What you are asked to do: Can you copy every row below word for word, leaving out the pictures?

## start

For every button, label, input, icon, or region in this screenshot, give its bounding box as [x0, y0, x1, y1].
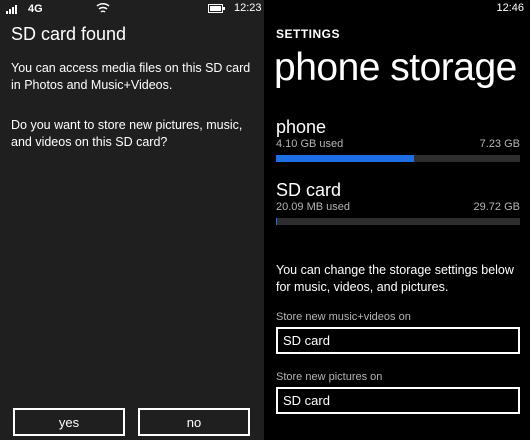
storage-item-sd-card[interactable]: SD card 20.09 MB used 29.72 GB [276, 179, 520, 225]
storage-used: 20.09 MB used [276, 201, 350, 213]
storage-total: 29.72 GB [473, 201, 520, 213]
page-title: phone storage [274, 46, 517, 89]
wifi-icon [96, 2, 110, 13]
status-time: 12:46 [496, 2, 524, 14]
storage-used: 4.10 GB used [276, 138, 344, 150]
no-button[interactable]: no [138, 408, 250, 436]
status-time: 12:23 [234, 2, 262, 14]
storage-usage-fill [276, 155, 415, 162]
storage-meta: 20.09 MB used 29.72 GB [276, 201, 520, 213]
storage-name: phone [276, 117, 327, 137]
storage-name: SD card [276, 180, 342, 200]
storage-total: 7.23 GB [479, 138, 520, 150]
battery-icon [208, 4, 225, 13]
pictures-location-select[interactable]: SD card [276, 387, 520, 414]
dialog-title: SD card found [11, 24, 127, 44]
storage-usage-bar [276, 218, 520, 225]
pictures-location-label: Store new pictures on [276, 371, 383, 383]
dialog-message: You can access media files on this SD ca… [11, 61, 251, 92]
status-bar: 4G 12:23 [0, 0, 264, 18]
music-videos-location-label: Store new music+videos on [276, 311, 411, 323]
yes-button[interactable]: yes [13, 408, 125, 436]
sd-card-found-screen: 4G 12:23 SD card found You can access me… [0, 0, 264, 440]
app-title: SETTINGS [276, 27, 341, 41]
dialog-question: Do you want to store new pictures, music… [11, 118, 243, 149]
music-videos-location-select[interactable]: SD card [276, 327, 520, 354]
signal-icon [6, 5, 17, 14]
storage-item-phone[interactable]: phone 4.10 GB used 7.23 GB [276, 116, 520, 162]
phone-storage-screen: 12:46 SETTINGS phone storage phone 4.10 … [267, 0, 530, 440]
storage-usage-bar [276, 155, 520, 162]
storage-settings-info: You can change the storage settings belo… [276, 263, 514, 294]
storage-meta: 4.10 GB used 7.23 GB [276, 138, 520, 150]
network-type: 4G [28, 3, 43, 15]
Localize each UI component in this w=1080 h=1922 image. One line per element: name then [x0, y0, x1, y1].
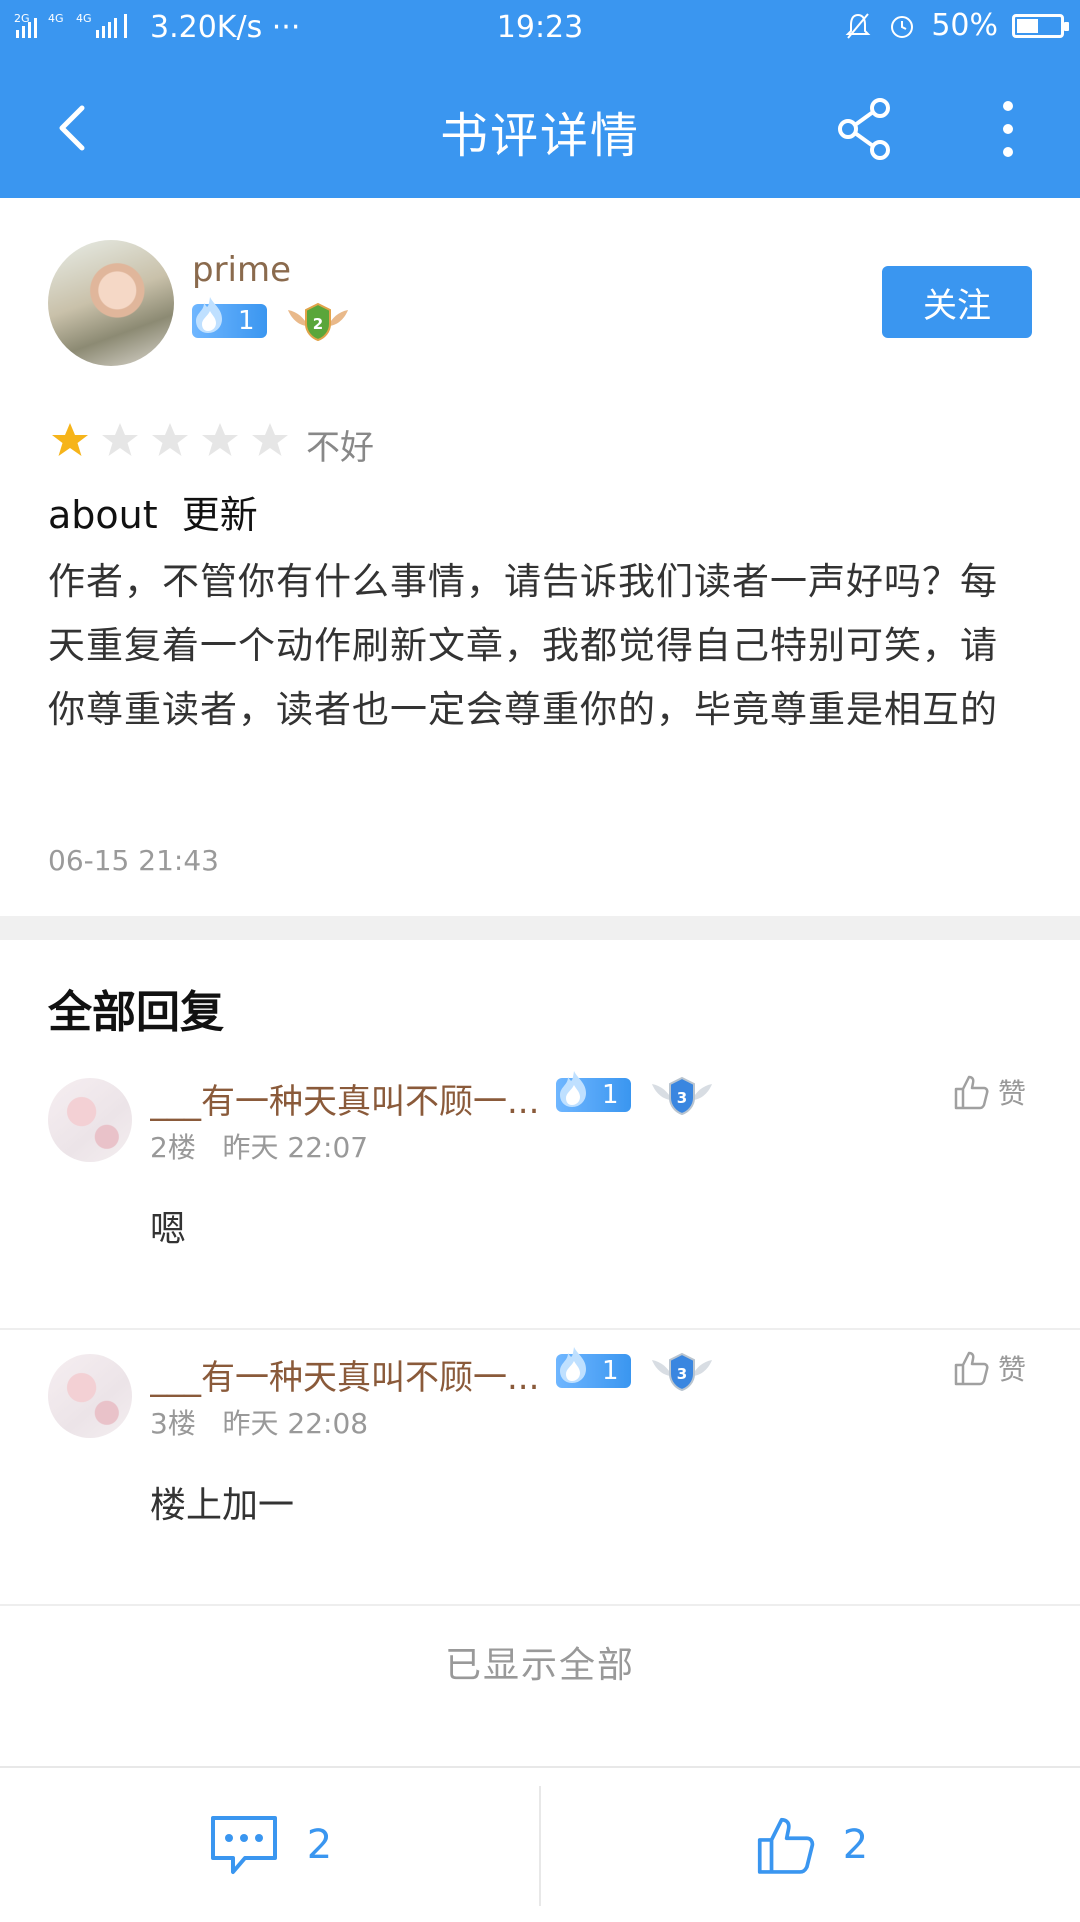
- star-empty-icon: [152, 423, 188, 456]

## end

Task response:
For every button, label, input, icon, or region in this screenshot, give its bounding box as [x0, y0, x1, y1].
storage-item-sd-card[interactable]: SD card 20.09 MB used 29.72 GB [276, 179, 520, 225]
storage-used: 20.09 MB used [276, 201, 350, 213]
storage-total: 29.72 GB [473, 201, 520, 213]
page-title: phone storage [274, 46, 517, 89]
wifi-icon [96, 2, 110, 13]
status-time: 12:46 [496, 2, 524, 14]
storage-used: 4.10 GB used [276, 138, 344, 150]
no-button[interactable]: no [138, 408, 250, 436]
status-time: 12:23 [234, 2, 262, 14]
storage-usage-fill [276, 155, 415, 162]
storage-meta: 20.09 MB used 29.72 GB [276, 201, 520, 213]
storage-name: phone [276, 117, 327, 137]
storage-name: SD card [276, 180, 342, 200]
storage-total: 7.23 GB [479, 138, 520, 150]
battery-icon [208, 4, 225, 13]
pictures-location-select[interactable]: SD card [276, 387, 520, 414]
dialog-title: SD card found [11, 24, 127, 44]
storage-usage-bar [276, 218, 520, 225]
pictures-location-label: Store new pictures on [276, 371, 383, 383]
dialog-message: You can access media files on this SD ca… [11, 61, 251, 92]
status-bar: 4G 12:23 [0, 0, 264, 18]
music-videos-location-label: Store new music+videos on [276, 311, 411, 323]
yes-button[interactable]: yes [13, 408, 125, 436]
sd-card-found-screen: 4G 12:23 SD card found You can access me… [0, 0, 264, 440]
app-title: SETTINGS [276, 27, 341, 41]
dialog-question: Do you want to store new pictures, music… [11, 118, 243, 149]
music-videos-location-select[interactable]: SD card [276, 327, 520, 354]
signal-icon [6, 5, 17, 14]
storage-item-phone[interactable]: phone 4.10 GB used 7.23 GB [276, 116, 520, 162]
phone-storage-screen: 12:46 SETTINGS phone storage phone 4.10 … [267, 0, 530, 440]
storage-usage-bar [276, 155, 520, 162]
storage-settings-info: You can change the storage settings belo… [276, 263, 514, 294]
storage-meta: 4.10 GB used 7.23 GB [276, 138, 520, 150]
network-type: 4G [28, 3, 43, 15]
Localize each UI component in this w=1080 h=1922 image. One line per element: name then [x0, y0, x1, y1].
- star-empty-icon: [152, 423, 188, 456]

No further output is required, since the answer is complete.